(YOUR OBJECTIVE):
Go through the material below and copy each line where the word "window" appears.

— START —

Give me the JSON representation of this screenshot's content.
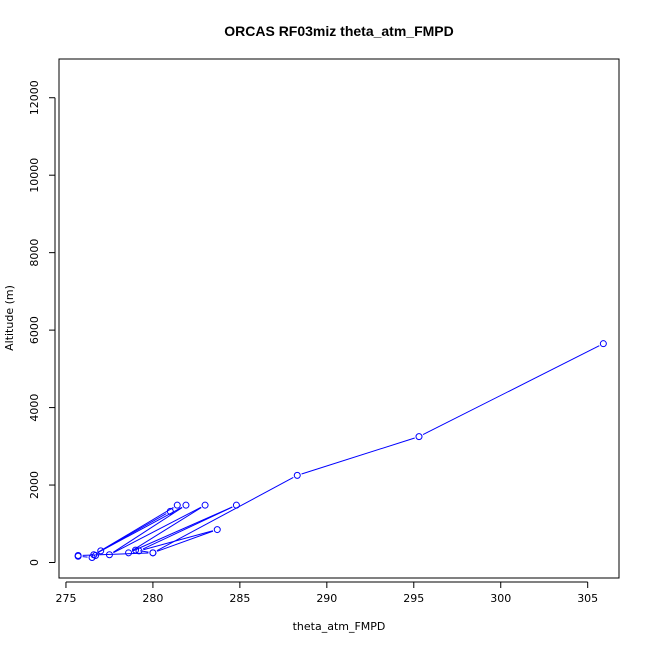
{
  "chart_data": {
    "type": "line",
    "title": "ORCAS RF03miz theta_atm_FMPD",
    "xlabel": "theta_atm_FMPD",
    "ylabel": "Altitude (m)",
    "xlim": [
      274.6,
      306.8
    ],
    "ylim": [
      -400,
      13000
    ],
    "xticks": [
      275,
      280,
      285,
      290,
      295,
      300,
      305
    ],
    "yticks": [
      0,
      2000,
      4000,
      6000,
      8000,
      10000,
      12000
    ],
    "grid": false,
    "line_color": "#0000ff",
    "marker": "open-circle",
    "series": [
      {
        "x": [
          305.9,
          295.3,
          288.3,
          280.0,
          275.7,
          275.7,
          276.5,
          276.7,
          277.0,
          281.0,
          281.4,
          276.6,
          281.9,
          277.5,
          283.0,
          278.6,
          284.8,
          279.2,
          283.7,
          280.0,
          279.0
        ],
        "y": [
          5650,
          3250,
          2250,
          250,
          180,
          160,
          130,
          180,
          300,
          1320,
          1480,
          200,
          1480,
          200,
          1480,
          250,
          1480,
          300,
          850,
          250,
          320
        ]
      }
    ]
  }
}
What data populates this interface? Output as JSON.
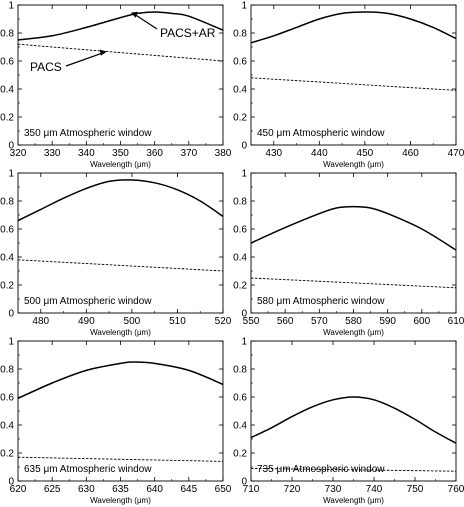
{
  "chart_data": [
    {
      "type": "line",
      "annotation": "350 μm Atmospheric window",
      "xlabel": "Wavelength (μm)",
      "ylabel": "",
      "xlim": [
        320,
        380
      ],
      "ylim": [
        0,
        1
      ],
      "x_ticks": [
        320,
        330,
        340,
        350,
        360,
        370,
        380
      ],
      "y_ticks": [
        0,
        0.2,
        0.4,
        0.6,
        0.8,
        1
      ],
      "series": [
        {
          "name": "PACS+AR",
          "style": "solid",
          "x": [
            320,
            330,
            340,
            350,
            355,
            360,
            365,
            370,
            380
          ],
          "y": [
            0.75,
            0.78,
            0.84,
            0.91,
            0.94,
            0.95,
            0.94,
            0.92,
            0.82
          ]
        },
        {
          "name": "PACS",
          "style": "dashed",
          "x": [
            320,
            380
          ],
          "y": [
            0.72,
            0.6
          ]
        }
      ],
      "labels": [
        "PACS+AR",
        "PACS"
      ]
    },
    {
      "type": "line",
      "annotation": "450 μm Atmospheric window",
      "xlabel": "Wavelength (μm)",
      "ylabel": "",
      "xlim": [
        425,
        470
      ],
      "ylim": [
        0,
        1
      ],
      "x_ticks": [
        430,
        440,
        450,
        460,
        470
      ],
      "y_ticks": [
        0,
        0.2,
        0.4,
        0.6,
        0.8,
        1
      ],
      "series": [
        {
          "style": "solid",
          "x": [
            425,
            430,
            435,
            440,
            445,
            450,
            455,
            460,
            465,
            470
          ],
          "y": [
            0.73,
            0.78,
            0.84,
            0.9,
            0.94,
            0.95,
            0.94,
            0.9,
            0.84,
            0.76
          ]
        },
        {
          "style": "dashed",
          "x": [
            425,
            470
          ],
          "y": [
            0.48,
            0.39
          ]
        }
      ]
    },
    {
      "type": "line",
      "annotation": "500 μm Atmospheric window",
      "xlabel": "Wavelength (μm)",
      "ylabel": "",
      "xlim": [
        475,
        520
      ],
      "ylim": [
        0,
        1
      ],
      "x_ticks": [
        480,
        490,
        500,
        510,
        520
      ],
      "y_ticks": [
        0,
        0.2,
        0.4,
        0.6,
        0.8,
        1
      ],
      "series": [
        {
          "style": "solid",
          "x": [
            475,
            480,
            485,
            490,
            495,
            500,
            505,
            510,
            515,
            520
          ],
          "y": [
            0.66,
            0.74,
            0.82,
            0.89,
            0.94,
            0.95,
            0.93,
            0.88,
            0.8,
            0.69
          ]
        },
        {
          "style": "dashed",
          "x": [
            475,
            520
          ],
          "y": [
            0.38,
            0.3
          ]
        }
      ]
    },
    {
      "type": "line",
      "annotation": "580 μm Atmospheric window",
      "xlabel": "Wavelength (μm)",
      "ylabel": "",
      "xlim": [
        550,
        610
      ],
      "ylim": [
        0,
        1
      ],
      "x_ticks": [
        550,
        560,
        570,
        580,
        590,
        600,
        610
      ],
      "y_ticks": [
        0,
        0.2,
        0.4,
        0.6,
        0.8,
        1
      ],
      "series": [
        {
          "style": "solid",
          "x": [
            550,
            560,
            570,
            575,
            580,
            585,
            590,
            600,
            610
          ],
          "y": [
            0.5,
            0.61,
            0.71,
            0.75,
            0.76,
            0.75,
            0.71,
            0.6,
            0.45
          ]
        },
        {
          "style": "dashed",
          "x": [
            550,
            610
          ],
          "y": [
            0.25,
            0.18
          ]
        }
      ]
    },
    {
      "type": "line",
      "annotation": "635 μm Atmospheric window",
      "xlabel": "Wavelength (μm)",
      "ylabel": "",
      "xlim": [
        620,
        650
      ],
      "ylim": [
        0,
        1
      ],
      "x_ticks": [
        620,
        625,
        630,
        635,
        640,
        645,
        650
      ],
      "y_ticks": [
        0,
        0.2,
        0.4,
        0.6,
        0.8,
        1
      ],
      "series": [
        {
          "style": "solid",
          "x": [
            620,
            625,
            630,
            635,
            637,
            640,
            645,
            650
          ],
          "y": [
            0.59,
            0.7,
            0.79,
            0.84,
            0.85,
            0.84,
            0.79,
            0.69
          ]
        },
        {
          "style": "dashed",
          "x": [
            620,
            650
          ],
          "y": [
            0.17,
            0.14
          ]
        }
      ]
    },
    {
      "type": "line",
      "annotation": "735 μm Atmospheric window",
      "xlabel": "Wavelength (μm)",
      "ylabel": "",
      "xlim": [
        710,
        760
      ],
      "ylim": [
        0,
        1
      ],
      "x_ticks": [
        710,
        720,
        730,
        740,
        750,
        760
      ],
      "y_ticks": [
        0,
        0.2,
        0.4,
        0.6,
        0.8,
        1
      ],
      "series": [
        {
          "style": "solid",
          "x": [
            710,
            715,
            720,
            725,
            730,
            735,
            740,
            745,
            750,
            755,
            760
          ],
          "y": [
            0.31,
            0.38,
            0.46,
            0.53,
            0.58,
            0.6,
            0.58,
            0.52,
            0.44,
            0.35,
            0.27
          ]
        },
        {
          "style": "dashed",
          "x": [
            710,
            760
          ],
          "y": [
            0.09,
            0.07
          ]
        }
      ]
    }
  ]
}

— END —

(FULL OUTPUT):
      "annotation": "350 μm Atmospheric window",
      "annotation": "450 μm Atmospheric window",
      "annotation": "500 μm Atmospheric window",
      "annotation": "580 μm Atmospheric window",
      "annotation": "635 μm Atmospheric window",
      "annotation": "735 μm Atmospheric window",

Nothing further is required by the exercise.